Stated goal: Pictures should be excluded; otherwise, copy every entry exactly.

Dataset entries:
--

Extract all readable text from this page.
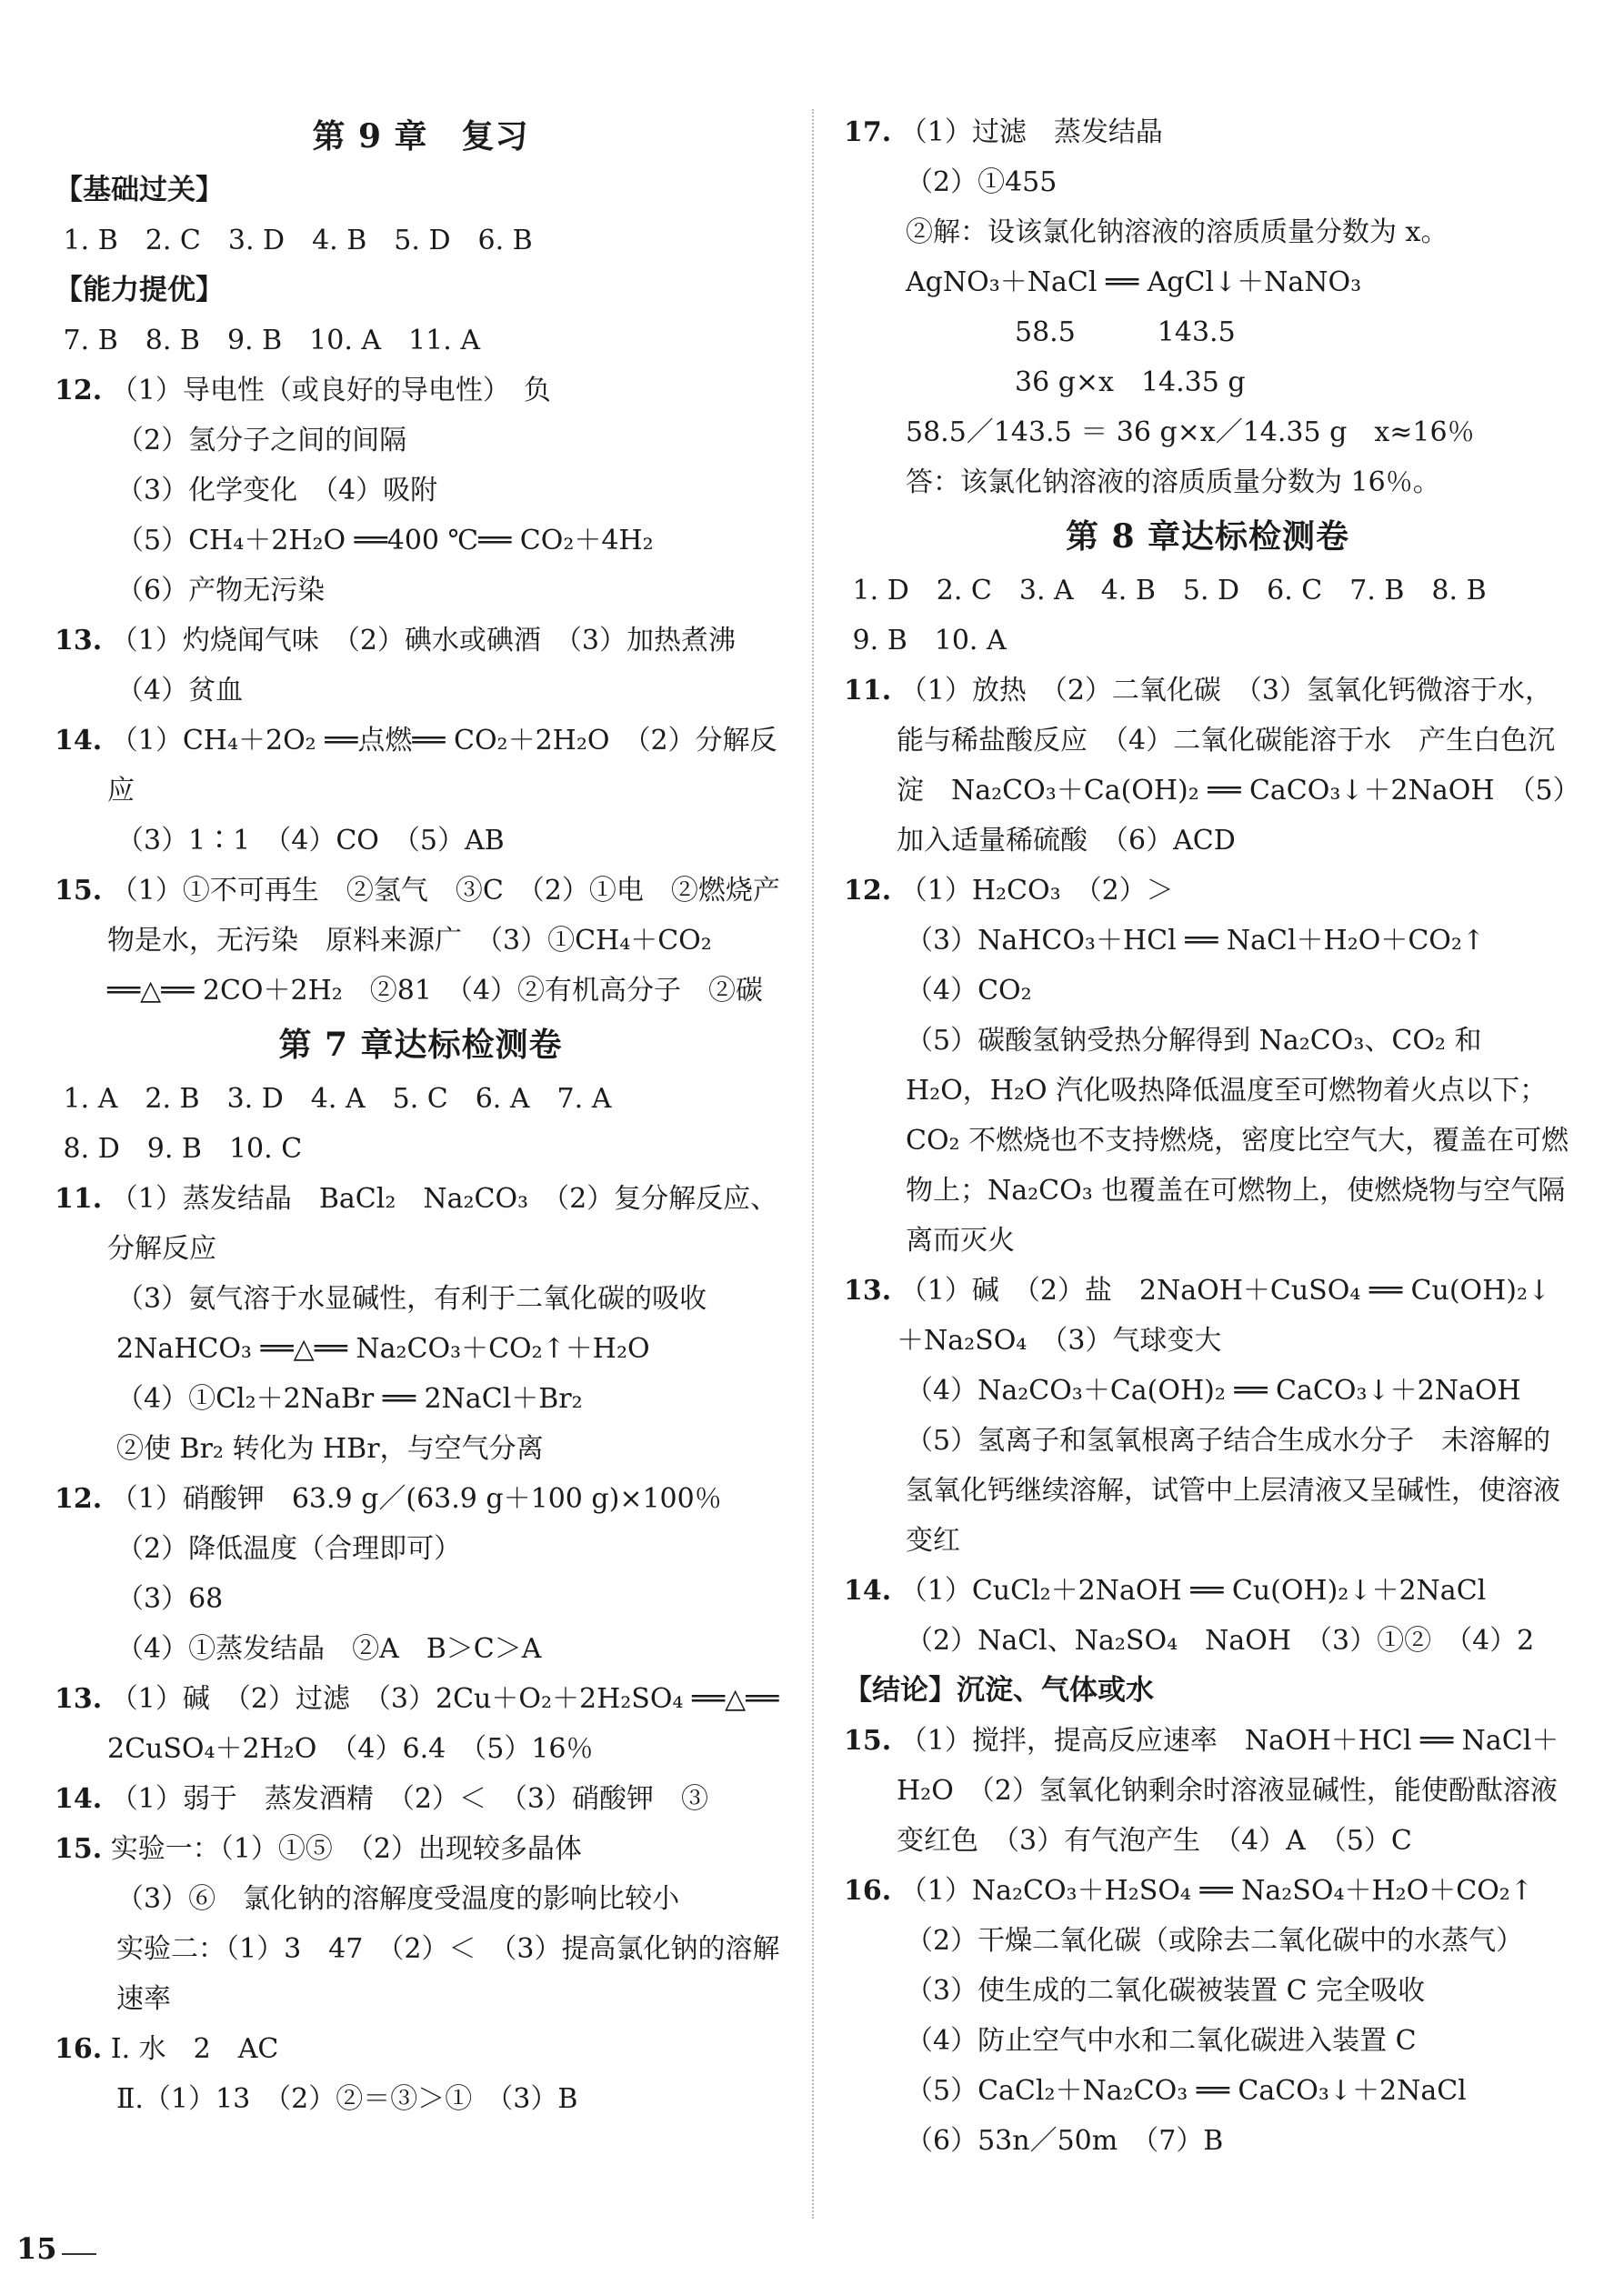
第 9 章　复习
【基础过关】
1. B　2. C　3. D　4. B　5. D　6. B
【能力提优】
7. B　8. B　9. B　10. A　11. A
12. （1）导电性（或良好的导电性）　负
（2）氢分子之间的间隔
（3）化学变化　（4）吸附
（5）CH₄＋2H₂O ══400 ℃══ CO₂＋4H₂
（6）产物无污染
13. （1）灼烧闻气味　（2）碘水或碘酒　（3）加热煮沸
（4）贫血
14. （1）CH₄＋2O₂ ══点燃══ CO₂＋2H₂O　（2）分解反应
（3）1∶1　（4）CO　（5）AB
15. （1）①不可再生　②氢气　③C　（2）①电　②燃烧产物是水，无污染　原料来源广　（3）①CH₄＋CO₂ ══△══ 2CO＋2H₂　②81　（4）②有机高分子　②碳
第 7 章达标检测卷
1. A　2. B　3. D　4. A　5. C　6. A　7. A
8. D　9. B　10. C
11. （1）蒸发结晶　BaCl₂　Na₂CO₃　（2）复分解反应、分解反应
（3）氨气溶于水显碱性，有利于二氧化碳的吸收
2NaHCO₃ ══△══ Na₂CO₃＋CO₂↑＋H₂O
（4）①Cl₂＋2NaBr ══ 2NaCl＋Br₂
②使 Br₂ 转化为 HBr，与空气分离
12. （1）硝酸钾　63.9 g／(63.9 g＋100 g)×100％
（2）降低温度（合理即可）
（3）68
（4）①蒸发结晶　②A　B＞C＞A
13. （1）碱　（2）过滤　（3）2Cu＋O₂＋2H₂SO₄ ══△══ 2CuSO₄＋2H₂O　（4）6.4　（5）16％
14. （1）弱于　蒸发酒精　（2）＜　（3）硝酸钾　③
15. 实验一：（1）①⑤　（2）出现较多晶体
（3）⑥　氯化钠的溶解度受温度的影响比较小
实验二：（1）3　47　（2）＜　（3）提高氯化钠的溶解速率
16. Ⅰ. 水　2　AC
Ⅱ.（1）13　（2）②＝③＞①　（3）B
17. （1）过滤　蒸发结晶
（2）①455
②解：设该氯化钠溶液的溶质质量分数为 x。
AgNO₃＋NaCl ══ AgCl↓＋NaNO₃
　　　　58.5　　　143.5
　　　　36 g×x　14.35 g
58.5／143.5 ＝ 36 g×x／14.35 g　x≈16％
答：该氯化钠溶液的溶质质量分数为 16％。
第 8 章达标检测卷
1. D　2. C　3. A　4. B　5. D　6. C　7. B　8. B
9. B　10. A
11. （1）放热　（2）二氧化碳　（3）氢氧化钙微溶于水，能与稀盐酸反应　（4）二氧化碳能溶于水　产生白色沉淀　Na₂CO₃＋Ca(OH)₂ ══ CaCO₃↓＋2NaOH　（5）加入适量稀硫酸　（6）ACD
12. （1）H₂CO₃　（2）＞
（3）NaHCO₃＋HCl ══ NaCl＋H₂O＋CO₂↑
（4）CO₂
（5）碳酸氢钠受热分解得到 Na₂CO₃、CO₂ 和 H₂O，H₂O 汽化吸热降低温度至可燃物着火点以下；CO₂ 不燃烧也不支持燃烧，密度比空气大，覆盖在可燃物上；Na₂CO₃ 也覆盖在可燃物上，使燃烧物与空气隔离而灭火
13. （1）碱　（2）盐　2NaOH＋CuSO₄ ══ Cu(OH)₂↓＋Na₂SO₄　（3）气球变大
（4）Na₂CO₃＋Ca(OH)₂ ══ CaCO₃↓＋2NaOH
（5）氢离子和氢氧根离子结合生成水分子　未溶解的氢氧化钙继续溶解，试管中上层清液又呈碱性，使溶液变红
14. （1）CuCl₂＋2NaOH ══ Cu(OH)₂↓＋2NaCl
（2）NaCl、Na₂SO₄　NaOH　（3）①②　（4）2
【结论】沉淀、气体或水
15. （1）搅拌，提高反应速率　NaOH＋HCl ══ NaCl＋H₂O　（2）氢氧化钠剩余时溶液显碱性，能使酚酞溶液变红色　（3）有气泡产生　（4）A　（5）C
16. （1）Na₂CO₃＋H₂SO₄ ══ Na₂SO₄＋H₂O＋CO₂↑
（2）干燥二氧化碳（或除去二氧化碳中的水蒸气）
（3）使生成的二氧化碳被装置 C 完全吸收
（4）防止空气中水和二氧化碳进入装置 C
（5）CaCl₂＋Na₂CO₃ ══ CaCO₃↓＋2NaCl
（6）53n／50m　（7）B
15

--

Answer to this exercise:
Extract all readable text from this page.
第 9 章　复习
【基础过关】
1. B　2. C　3. D　4. B　5. D　6. B
【能力提优】
7. B　8. B　9. B　10. A　11. A
12. （1）导电性（或良好的导电性）　负
（2）氢分子之间的间隔
（3）化学变化　（4）吸附
（5）CH₄＋2H₂O ══400 ℃══ CO₂＋4H₂
（6）产物无污染
13. （1）灼烧闻气味　（2）碘水或碘酒　（3）加热煮沸
（4）贫血
14. （1）CH₄＋2O₂ ══点燃══ CO₂＋2H₂O　（2）分解反应
（3）1∶1　（4）CO　（5）AB
15. （1）①不可再生　②氢气　③C　（2）①电　②燃烧产物是水，无污染　原料来源广　（3）①CH₄＋CO₂ ══△══ 2CO＋2H₂　②81　（4）②有机高分子　②碳
第 7 章达标检测卷
1. A　2. B　3. D　4. A　5. C　6. A　7. A
8. D　9. B　10. C
11. （1）蒸发结晶　BaCl₂　Na₂CO₃　（2）复分解反应、分解反应
（3）氨气溶于水显碱性，有利于二氧化碳的吸收
2NaHCO₃ ══△══ Na₂CO₃＋CO₂↑＋H₂O
（4）①Cl₂＋2NaBr ══ 2NaCl＋Br₂
②使 Br₂ 转化为 HBr，与空气分离
12. （1）硝酸钾　63.9 g／(63.9 g＋100 g)×100％
（2）降低温度（合理即可）
（3）68
（4）①蒸发结晶　②A　B＞C＞A
13. （1）碱　（2）过滤　（3）2Cu＋O₂＋2H₂SO₄ ══△══ 2CuSO₄＋2H₂O　（4）6.4　（5）16％
14. （1）弱于　蒸发酒精　（2）＜　（3）硝酸钾　③
15. 实验一：（1）①⑤　（2）出现较多晶体
（3）⑥　氯化钠的溶解度受温度的影响比较小
实验二：（1）3　47　（2）＜　（3）提高氯化钠的溶解速率
16. Ⅰ. 水　2　AC
Ⅱ.（1）13　（2）②＝③＞①　（3）B
17. （1）过滤　蒸发结晶
（2）①455
②解：设该氯化钠溶液的溶质质量分数为 x。
AgNO₃＋NaCl ══ AgCl↓＋NaNO₃
　　　　58.5　　　143.5
　　　　36 g×x　14.35 g
58.5／143.5 ＝ 36 g×x／14.35 g　x≈16％
答：该氯化钠溶液的溶质质量分数为 16％。
第 8 章达标检测卷
1. D　2. C　3. A　4. B　5. D　6. C　7. B　8. B
9. B　10. A
11. （1）放热　（2）二氧化碳　（3）氢氧化钙微溶于水，能与稀盐酸反应　（4）二氧化碳能溶于水　产生白色沉淀　Na₂CO₃＋Ca(OH)₂ ══ CaCO₃↓＋2NaOH　（5）加入适量稀硫酸　（6）ACD
12. （1）H₂CO₃　（2）＞
（3）NaHCO₃＋HCl ══ NaCl＋H₂O＋CO₂↑
（4）CO₂
（5）碳酸氢钠受热分解得到 Na₂CO₃、CO₂ 和 H₂O，H₂O 汽化吸热降低温度至可燃物着火点以下；CO₂ 不燃烧也不支持燃烧，密度比空气大，覆盖在可燃物上；Na₂CO₃ 也覆盖在可燃物上，使燃烧物与空气隔离而灭火
13. （1）碱　（2）盐　2NaOH＋CuSO₄ ══ Cu(OH)₂↓＋Na₂SO₄　（3）气球变大
（4）Na₂CO₃＋Ca(OH)₂ ══ CaCO₃↓＋2NaOH
（5）氢离子和氢氧根离子结合生成水分子　未溶解的氢氧化钙继续溶解，试管中上层清液又呈碱性，使溶液变红
14. （1）CuCl₂＋2NaOH ══ Cu(OH)₂↓＋2NaCl
（2）NaCl、Na₂SO₄　NaOH　（3）①②　（4）2
【结论】沉淀、气体或水
15. （1）搅拌，提高反应速率　NaOH＋HCl ══ NaCl＋H₂O　（2）氢氧化钠剩余时溶液显碱性，能使酚酞溶液变红色　（3）有气泡产生　（4）A　（5）C
16. （1）Na₂CO₃＋H₂SO₄ ══ Na₂SO₄＋H₂O＋CO₂↑
（2）干燥二氧化碳（或除去二氧化碳中的水蒸气）
（3）使生成的二氧化碳被装置 C 完全吸收
（4）防止空气中水和二氧化碳进入装置 C
（5）CaCl₂＋Na₂CO₃ ══ CaCO₃↓＋2NaCl
（6）53n／50m　（7）B
15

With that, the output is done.